## [GIVEN EXERCISE]
Each line containing the word "Jenny" should be found and copied.

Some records
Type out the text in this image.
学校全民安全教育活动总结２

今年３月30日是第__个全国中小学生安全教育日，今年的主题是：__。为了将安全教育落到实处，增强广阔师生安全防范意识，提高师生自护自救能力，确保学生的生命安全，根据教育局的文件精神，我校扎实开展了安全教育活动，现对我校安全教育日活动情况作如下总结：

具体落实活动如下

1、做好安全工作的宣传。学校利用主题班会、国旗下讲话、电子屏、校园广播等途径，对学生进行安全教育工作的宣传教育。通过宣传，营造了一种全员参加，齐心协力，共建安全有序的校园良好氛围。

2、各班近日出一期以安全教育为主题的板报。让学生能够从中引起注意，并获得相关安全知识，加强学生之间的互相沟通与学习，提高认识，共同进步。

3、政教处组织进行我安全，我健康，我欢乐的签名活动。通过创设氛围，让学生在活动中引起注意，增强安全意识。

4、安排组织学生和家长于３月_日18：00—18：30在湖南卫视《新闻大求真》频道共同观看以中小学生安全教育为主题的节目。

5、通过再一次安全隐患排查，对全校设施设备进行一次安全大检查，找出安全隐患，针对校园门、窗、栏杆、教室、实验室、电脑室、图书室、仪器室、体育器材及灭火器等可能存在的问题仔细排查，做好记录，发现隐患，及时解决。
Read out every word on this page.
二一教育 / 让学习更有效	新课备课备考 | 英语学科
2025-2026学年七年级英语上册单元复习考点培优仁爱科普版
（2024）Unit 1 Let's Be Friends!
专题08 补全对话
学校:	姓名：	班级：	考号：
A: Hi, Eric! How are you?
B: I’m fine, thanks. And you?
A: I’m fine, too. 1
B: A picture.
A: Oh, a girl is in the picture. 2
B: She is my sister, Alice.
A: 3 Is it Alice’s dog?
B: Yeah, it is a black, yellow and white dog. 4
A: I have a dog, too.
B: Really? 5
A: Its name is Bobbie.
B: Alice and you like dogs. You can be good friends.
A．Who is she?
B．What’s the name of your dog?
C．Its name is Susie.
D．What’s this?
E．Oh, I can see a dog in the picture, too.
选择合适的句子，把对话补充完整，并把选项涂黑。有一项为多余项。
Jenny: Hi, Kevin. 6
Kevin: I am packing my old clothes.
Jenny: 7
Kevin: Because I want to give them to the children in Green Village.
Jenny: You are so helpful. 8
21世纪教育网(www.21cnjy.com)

## [FINISHED TASK]
Jenny: Hi, Kevin. 6
Jenny: 7
Jenny: You are so helpful. 8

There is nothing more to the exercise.